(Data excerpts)

# # # # #

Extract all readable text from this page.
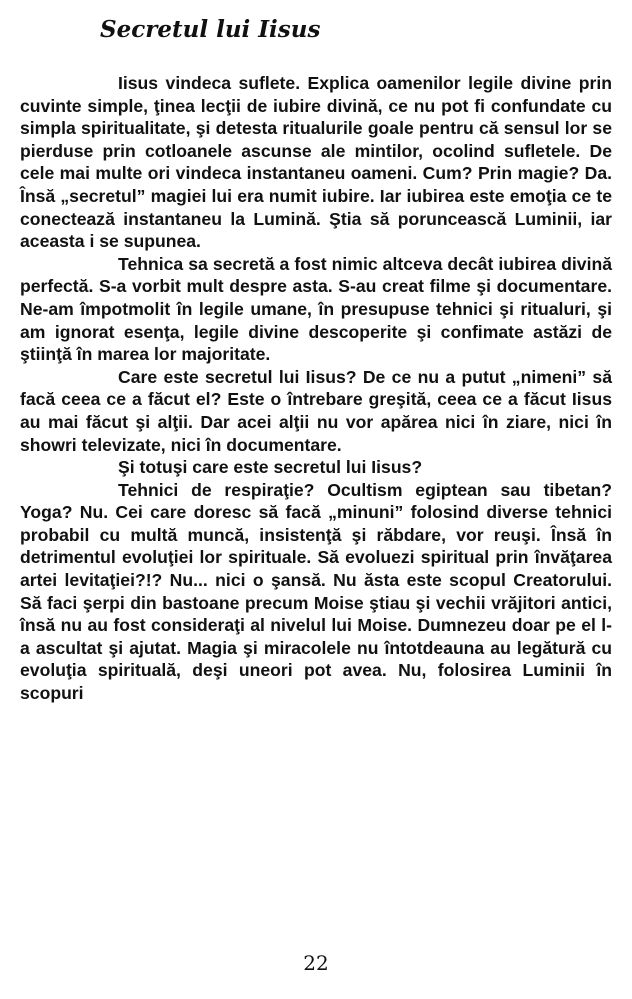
Secretul lui Iisus

Iisus vindeca suflete. Explica oamenilor legile divine prin cuvinte simple, ţinea lecţii de iubire divină, ce nu pot fi confundate cu simpla spiritualitate, şi detesta ritualurile goale pentru că sensul lor se pierduse prin cotloanele ascunse ale mintilor, ocolind sufletele. De cele mai multe ori vindeca instantaneu oameni. Cum? Prin magie? Da. Însă „secretul” magiei lui era numit iubire. Iar iubirea este emoţia ce te conectează instantaneu la Lumină. Ştia să poruncească Luminii, iar aceasta i se supunea.

Tehnica sa secretă a fost nimic altceva decât iubirea divină perfectă. S-a vorbit mult despre asta. S-au creat filme şi documentare. Ne-am împotmolit în legile umane, în presupuse tehnici şi ritualuri, şi am ignorat esenţa, legile divine descoperite şi confimate astăzi de ştiinţă în marea lor majoritate.

Care este secretul lui Iisus? De ce nu a putut „nimeni” să facă ceea ce a făcut el? Este o întrebare greşită, ceea ce a făcut Iisus au mai făcut şi alţii. Dar acei alţii nu vor apărea nici în ziare, nici în showri televizate, nici în documentare.

Şi totuşi care este secretul lui Iisus?

Tehnici de respiraţie? Ocultism egiptean sau tibetan? Yoga? Nu. Cei care doresc să facă „minuni” folosind diverse tehnici probabil cu multă muncă, insistenţă şi răbdare, vor reuşi. Însă în detrimentul evoluţiei lor spirituale. Să evoluezi spiritual prin învăţarea artei levitaţiei?!? Nu... nici o şansă. Nu ăsta este scopul Creatorului. Să faci şerpi din bastoane precum Moise ştiau şi vechii vrăjitori antici, însă nu au fost consideraţi al nivelul lui Moise. Dumnezeu doar pe el l-a ascultat şi ajutat. Magia şi miracolele nu întotdeauna au legătură cu evoluţia spirituală, deşi uneori pot avea. Nu, folosirea Luminii în scopuri

22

# # # # #

◆ Exercise description ◆
Omit each picture, then return all of the listing exactly as it stands.

◆ Exercise answer ◆
Extract all readable text from this page.
Secretul lui Iisus

Iisus vindeca suflete. Explica oamenilor legile divine prin cuvinte simple, ţinea lecţii de iubire divină, ce nu pot fi confundate cu simpla spiritualitate, şi detesta ritualurile goale pentru că sensul lor se pierduse prin cotloanele ascunse ale mintilor, ocolind sufletele. De cele mai multe ori vindeca instantaneu oameni. Cum? Prin magie? Da. Însă „secretul” magiei lui era numit iubire. Iar iubirea este emoţia ce te conectează instantaneu la Lumină. Ştia să poruncească Luminii, iar aceasta i se supunea.

Tehnica sa secretă a fost nimic altceva decât iubirea divină perfectă. S-a vorbit mult despre asta. S-au creat filme şi documentare. Ne-am împotmolit în legile umane, în presupuse tehnici şi ritualuri, şi am ignorat esenţa, legile divine descoperite şi confimate astăzi de ştiinţă în marea lor majoritate.

Care este secretul lui Iisus? De ce nu a putut „nimeni” să facă ceea ce a făcut el? Este o întrebare greşită, ceea ce a făcut Iisus au mai făcut şi alţii. Dar acei alţii nu vor apărea nici în ziare, nici în showri televizate, nici în documentare.

Şi totuşi care este secretul lui Iisus?

Tehnici de respiraţie? Ocultism egiptean sau tibetan? Yoga? Nu. Cei care doresc să facă „minuni” folosind diverse tehnici probabil cu multă muncă, insistenţă şi răbdare, vor reuşi. Însă în detrimentul evoluţiei lor spirituale. Să evoluezi spiritual prin învăţarea artei levitaţiei?!? Nu... nici o şansă. Nu ăsta este scopul Creatorului. Să faci şerpi din bastoane precum Moise ştiau şi vechii vrăjitori antici, însă nu au fost consideraţi al nivelul lui Moise. Dumnezeu doar pe el l-a ascultat şi ajutat. Magia şi miracolele nu întotdeauna au legătură cu evoluţia spirituală, deşi uneori pot avea. Nu, folosirea Luminii în scopuri

22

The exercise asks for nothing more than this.